[GOAL]: Find the lines holding the word "true" and collect them.

[DATA PROVIDED]:
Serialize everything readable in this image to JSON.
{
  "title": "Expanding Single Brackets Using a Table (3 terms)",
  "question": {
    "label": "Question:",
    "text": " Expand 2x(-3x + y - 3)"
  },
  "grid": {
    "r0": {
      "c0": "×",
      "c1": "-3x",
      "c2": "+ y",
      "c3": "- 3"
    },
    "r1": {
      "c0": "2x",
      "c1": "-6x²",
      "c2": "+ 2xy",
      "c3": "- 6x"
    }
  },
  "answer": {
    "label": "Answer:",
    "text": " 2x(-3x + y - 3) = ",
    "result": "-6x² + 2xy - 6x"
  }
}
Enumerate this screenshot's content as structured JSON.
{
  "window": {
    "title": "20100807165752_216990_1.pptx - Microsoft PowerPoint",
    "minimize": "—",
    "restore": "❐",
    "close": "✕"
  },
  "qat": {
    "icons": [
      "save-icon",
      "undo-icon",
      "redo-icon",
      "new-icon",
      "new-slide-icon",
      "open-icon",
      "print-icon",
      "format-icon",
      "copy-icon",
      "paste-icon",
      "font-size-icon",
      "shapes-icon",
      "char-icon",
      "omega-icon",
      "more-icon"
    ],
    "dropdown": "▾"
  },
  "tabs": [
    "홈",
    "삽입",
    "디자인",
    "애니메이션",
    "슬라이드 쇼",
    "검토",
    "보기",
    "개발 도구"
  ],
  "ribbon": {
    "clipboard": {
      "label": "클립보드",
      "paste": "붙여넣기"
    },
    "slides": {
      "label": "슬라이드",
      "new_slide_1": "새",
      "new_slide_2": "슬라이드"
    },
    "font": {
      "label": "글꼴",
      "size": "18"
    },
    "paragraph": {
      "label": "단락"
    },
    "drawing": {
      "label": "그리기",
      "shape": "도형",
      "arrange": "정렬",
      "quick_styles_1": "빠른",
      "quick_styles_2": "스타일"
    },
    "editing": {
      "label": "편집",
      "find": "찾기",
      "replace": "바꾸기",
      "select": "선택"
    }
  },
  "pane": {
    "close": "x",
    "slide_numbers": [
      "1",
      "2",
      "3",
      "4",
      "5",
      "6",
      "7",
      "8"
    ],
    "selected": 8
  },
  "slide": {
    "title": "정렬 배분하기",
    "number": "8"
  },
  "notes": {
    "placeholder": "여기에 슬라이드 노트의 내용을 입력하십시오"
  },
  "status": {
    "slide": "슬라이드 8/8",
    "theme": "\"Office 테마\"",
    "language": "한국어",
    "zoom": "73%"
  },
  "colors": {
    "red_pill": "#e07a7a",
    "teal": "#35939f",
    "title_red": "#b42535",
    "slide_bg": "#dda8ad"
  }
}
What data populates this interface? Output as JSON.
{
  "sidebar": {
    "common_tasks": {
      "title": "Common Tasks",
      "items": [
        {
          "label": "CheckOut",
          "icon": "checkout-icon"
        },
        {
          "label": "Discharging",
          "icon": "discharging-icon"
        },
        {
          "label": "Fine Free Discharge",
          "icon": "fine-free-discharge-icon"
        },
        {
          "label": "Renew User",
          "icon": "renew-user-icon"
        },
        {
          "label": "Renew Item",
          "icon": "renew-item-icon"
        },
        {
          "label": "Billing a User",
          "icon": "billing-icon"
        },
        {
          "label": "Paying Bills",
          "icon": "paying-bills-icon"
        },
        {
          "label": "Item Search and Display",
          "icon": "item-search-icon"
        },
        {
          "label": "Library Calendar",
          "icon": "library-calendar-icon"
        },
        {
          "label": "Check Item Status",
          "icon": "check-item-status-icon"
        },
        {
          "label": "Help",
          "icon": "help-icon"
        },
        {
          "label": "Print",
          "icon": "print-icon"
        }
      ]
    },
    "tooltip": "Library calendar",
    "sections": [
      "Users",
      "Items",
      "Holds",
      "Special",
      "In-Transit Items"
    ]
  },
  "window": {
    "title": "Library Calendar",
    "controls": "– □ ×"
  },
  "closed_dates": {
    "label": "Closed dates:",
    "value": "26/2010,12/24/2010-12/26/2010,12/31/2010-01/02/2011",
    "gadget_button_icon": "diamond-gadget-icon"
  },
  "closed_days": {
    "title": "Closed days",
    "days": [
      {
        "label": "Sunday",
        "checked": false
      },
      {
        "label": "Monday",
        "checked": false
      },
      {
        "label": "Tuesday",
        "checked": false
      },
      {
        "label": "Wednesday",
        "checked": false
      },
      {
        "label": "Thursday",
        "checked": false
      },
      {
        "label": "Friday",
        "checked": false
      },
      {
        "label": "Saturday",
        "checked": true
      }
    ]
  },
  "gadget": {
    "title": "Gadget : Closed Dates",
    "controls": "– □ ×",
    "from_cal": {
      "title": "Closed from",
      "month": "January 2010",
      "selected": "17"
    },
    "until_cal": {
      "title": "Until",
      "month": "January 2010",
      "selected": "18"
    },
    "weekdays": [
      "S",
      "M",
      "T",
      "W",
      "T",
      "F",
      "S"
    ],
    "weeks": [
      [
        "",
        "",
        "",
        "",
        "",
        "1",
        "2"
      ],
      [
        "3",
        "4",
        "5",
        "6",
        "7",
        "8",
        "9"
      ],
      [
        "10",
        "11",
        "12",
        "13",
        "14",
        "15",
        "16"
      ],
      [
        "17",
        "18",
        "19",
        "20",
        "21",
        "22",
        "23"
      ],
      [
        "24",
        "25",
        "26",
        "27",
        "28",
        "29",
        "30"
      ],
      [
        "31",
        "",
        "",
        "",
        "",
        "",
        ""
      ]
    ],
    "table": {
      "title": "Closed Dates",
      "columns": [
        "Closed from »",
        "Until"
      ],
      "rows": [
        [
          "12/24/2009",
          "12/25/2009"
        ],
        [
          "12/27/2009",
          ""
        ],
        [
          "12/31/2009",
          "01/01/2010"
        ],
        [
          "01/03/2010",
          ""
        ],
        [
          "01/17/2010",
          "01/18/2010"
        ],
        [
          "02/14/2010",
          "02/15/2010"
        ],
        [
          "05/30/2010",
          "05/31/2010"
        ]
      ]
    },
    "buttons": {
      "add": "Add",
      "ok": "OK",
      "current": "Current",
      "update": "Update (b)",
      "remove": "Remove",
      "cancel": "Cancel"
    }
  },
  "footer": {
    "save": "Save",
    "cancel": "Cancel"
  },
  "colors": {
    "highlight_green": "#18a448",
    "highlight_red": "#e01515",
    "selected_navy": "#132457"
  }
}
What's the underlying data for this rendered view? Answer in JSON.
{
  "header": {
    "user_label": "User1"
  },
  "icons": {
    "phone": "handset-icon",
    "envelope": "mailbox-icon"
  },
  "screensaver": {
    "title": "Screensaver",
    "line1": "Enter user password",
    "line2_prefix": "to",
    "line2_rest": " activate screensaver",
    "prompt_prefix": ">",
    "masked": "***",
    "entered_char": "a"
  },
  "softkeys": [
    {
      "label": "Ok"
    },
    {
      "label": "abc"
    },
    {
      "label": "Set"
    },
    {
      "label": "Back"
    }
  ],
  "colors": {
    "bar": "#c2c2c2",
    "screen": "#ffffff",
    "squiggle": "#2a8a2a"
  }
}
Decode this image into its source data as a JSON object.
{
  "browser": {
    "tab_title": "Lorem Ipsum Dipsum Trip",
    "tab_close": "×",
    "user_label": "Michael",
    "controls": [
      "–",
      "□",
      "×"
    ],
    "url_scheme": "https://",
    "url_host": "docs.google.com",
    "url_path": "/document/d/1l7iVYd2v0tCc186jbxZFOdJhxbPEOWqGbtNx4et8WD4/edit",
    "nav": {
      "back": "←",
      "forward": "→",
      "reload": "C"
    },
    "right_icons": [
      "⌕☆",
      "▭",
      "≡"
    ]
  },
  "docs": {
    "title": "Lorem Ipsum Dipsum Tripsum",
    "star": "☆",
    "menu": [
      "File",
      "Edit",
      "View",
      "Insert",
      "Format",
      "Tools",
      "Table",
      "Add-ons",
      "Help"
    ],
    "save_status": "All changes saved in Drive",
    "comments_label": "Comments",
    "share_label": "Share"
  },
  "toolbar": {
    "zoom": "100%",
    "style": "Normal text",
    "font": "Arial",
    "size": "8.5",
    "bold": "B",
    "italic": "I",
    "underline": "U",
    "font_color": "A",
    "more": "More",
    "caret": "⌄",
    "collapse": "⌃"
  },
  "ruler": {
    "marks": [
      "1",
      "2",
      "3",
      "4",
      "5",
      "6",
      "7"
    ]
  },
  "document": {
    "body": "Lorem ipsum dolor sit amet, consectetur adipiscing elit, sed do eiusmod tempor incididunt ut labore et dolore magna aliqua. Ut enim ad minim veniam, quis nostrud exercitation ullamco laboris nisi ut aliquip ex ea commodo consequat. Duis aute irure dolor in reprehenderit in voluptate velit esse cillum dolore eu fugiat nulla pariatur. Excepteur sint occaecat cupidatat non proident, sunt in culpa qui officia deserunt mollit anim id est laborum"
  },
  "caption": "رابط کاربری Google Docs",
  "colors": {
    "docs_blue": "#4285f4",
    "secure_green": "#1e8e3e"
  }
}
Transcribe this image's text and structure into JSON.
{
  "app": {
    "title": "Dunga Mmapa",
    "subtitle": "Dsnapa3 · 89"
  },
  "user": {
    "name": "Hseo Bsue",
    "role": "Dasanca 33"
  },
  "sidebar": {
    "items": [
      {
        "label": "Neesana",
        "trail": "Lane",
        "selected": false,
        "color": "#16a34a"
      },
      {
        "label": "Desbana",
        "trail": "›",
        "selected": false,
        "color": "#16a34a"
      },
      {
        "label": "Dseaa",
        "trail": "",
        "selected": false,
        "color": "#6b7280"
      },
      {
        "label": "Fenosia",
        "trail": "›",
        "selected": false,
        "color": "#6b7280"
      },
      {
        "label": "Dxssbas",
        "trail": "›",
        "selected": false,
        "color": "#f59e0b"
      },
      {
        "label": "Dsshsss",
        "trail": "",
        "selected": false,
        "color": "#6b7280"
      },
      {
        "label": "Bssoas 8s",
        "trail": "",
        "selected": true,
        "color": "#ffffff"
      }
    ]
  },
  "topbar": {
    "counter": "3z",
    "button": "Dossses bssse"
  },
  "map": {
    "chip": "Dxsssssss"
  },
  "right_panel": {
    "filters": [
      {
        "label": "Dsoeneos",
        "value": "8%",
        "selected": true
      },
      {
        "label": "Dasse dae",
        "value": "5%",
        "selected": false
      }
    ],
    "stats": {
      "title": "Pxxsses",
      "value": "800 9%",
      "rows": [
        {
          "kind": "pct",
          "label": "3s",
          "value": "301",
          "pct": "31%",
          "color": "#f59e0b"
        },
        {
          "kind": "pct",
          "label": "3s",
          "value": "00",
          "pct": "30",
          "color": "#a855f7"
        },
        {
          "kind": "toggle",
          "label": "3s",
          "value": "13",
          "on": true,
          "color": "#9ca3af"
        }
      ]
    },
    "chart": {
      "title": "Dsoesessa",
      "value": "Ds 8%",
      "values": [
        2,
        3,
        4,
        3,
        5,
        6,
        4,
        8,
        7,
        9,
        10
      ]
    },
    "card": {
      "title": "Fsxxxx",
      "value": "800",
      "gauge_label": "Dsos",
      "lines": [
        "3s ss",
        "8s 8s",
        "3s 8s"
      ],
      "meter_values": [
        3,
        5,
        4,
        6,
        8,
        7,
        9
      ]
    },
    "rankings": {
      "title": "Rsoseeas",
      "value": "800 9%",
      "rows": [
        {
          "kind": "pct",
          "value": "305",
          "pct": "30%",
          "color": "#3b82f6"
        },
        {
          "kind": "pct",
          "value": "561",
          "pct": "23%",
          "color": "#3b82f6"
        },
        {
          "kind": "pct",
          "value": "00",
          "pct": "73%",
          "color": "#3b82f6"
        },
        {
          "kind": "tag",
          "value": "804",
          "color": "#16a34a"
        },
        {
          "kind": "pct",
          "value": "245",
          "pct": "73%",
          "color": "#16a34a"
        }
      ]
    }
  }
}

[CORRECT RESULT]:
        "checked": true
        "selected": true,
        "selected": true
          "on": true,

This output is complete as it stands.